> DESCRIPTION OF THE TASK: Exactly how many lines have the word "first"? Answer with the bare number.

** Begin INFORMATION SUPPLIED **

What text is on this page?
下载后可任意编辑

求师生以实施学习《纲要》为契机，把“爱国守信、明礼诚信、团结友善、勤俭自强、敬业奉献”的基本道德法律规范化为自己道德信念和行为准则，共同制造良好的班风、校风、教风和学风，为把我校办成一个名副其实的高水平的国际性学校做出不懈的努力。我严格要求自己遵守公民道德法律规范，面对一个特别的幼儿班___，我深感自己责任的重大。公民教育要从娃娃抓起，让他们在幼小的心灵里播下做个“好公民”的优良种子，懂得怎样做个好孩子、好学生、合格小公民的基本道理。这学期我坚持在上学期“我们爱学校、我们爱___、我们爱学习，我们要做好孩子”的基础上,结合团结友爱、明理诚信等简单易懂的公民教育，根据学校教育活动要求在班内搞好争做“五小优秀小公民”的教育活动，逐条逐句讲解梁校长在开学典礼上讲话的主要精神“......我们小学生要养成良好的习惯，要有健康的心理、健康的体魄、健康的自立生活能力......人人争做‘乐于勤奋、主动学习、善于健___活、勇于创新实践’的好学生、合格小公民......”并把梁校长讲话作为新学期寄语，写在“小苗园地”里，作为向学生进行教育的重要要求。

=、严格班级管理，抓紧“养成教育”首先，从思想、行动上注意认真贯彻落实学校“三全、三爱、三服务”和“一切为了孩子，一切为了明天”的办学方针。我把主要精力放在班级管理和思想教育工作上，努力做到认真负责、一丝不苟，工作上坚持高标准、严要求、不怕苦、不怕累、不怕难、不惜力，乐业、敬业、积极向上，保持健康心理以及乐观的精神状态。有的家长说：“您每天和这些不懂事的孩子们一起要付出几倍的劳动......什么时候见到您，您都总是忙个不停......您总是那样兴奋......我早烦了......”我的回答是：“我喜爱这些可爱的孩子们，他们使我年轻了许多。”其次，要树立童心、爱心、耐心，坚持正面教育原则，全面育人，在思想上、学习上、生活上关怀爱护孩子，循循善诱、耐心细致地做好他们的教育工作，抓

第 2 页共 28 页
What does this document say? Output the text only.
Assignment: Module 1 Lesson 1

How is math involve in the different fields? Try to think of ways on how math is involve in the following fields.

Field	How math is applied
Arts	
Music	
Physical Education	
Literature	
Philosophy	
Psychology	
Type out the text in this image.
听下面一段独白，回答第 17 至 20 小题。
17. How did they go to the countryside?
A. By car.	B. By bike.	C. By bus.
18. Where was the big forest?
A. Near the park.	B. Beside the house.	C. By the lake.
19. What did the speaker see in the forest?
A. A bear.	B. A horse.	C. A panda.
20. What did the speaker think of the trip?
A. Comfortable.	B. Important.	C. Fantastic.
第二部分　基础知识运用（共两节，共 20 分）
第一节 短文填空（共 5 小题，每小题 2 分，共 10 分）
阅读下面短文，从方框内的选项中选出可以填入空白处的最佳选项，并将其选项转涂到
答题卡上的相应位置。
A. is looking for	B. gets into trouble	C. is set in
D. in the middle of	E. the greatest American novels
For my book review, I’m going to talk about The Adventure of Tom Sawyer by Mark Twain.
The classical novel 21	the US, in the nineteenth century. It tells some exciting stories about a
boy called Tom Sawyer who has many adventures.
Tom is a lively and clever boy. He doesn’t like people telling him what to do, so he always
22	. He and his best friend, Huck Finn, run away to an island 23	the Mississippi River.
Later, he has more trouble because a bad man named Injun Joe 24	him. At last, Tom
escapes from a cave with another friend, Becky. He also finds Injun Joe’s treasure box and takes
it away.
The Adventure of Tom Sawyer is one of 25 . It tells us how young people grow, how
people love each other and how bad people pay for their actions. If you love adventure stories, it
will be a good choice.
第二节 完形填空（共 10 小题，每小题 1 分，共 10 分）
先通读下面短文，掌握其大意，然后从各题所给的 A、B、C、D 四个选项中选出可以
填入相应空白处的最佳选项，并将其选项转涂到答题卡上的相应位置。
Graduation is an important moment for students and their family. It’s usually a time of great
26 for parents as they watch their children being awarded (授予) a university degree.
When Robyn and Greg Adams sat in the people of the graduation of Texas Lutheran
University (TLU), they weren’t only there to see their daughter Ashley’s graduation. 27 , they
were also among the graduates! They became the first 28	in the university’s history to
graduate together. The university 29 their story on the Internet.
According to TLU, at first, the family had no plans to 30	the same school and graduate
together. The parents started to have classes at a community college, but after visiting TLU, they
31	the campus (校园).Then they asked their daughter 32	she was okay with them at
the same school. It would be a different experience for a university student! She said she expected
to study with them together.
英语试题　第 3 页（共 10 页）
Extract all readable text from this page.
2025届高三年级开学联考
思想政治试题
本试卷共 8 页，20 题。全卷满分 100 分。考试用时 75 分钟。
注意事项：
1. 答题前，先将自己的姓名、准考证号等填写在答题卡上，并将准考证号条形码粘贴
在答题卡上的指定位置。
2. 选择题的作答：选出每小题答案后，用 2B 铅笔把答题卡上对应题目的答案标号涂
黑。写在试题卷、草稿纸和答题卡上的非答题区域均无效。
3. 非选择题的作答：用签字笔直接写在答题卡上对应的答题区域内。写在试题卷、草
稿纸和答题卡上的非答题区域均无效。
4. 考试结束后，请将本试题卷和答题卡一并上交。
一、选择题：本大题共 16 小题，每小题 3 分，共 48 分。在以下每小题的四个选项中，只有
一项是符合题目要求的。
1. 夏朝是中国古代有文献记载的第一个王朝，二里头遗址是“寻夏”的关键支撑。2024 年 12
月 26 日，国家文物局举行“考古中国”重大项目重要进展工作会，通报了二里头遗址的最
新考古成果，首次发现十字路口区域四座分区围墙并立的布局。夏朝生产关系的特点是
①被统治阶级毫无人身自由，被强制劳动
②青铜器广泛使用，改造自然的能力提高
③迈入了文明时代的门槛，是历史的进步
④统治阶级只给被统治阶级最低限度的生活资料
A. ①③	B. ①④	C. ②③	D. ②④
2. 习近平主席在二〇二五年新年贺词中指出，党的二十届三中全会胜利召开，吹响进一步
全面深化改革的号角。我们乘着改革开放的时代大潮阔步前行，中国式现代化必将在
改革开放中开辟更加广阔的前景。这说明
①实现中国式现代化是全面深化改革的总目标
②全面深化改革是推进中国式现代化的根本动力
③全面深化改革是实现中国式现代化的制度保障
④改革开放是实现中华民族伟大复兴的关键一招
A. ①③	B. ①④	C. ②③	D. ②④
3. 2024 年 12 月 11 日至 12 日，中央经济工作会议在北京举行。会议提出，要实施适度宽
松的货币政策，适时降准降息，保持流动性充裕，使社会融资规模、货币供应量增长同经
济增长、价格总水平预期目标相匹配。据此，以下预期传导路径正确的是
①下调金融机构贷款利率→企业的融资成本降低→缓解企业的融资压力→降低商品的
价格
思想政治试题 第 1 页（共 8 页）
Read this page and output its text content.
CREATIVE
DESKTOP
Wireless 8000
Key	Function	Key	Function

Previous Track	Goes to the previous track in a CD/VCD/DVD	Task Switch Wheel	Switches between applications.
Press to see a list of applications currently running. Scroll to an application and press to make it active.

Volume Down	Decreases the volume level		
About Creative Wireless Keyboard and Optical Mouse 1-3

** End INFORMATION SUPPLIED **

> TASK RESULT: 2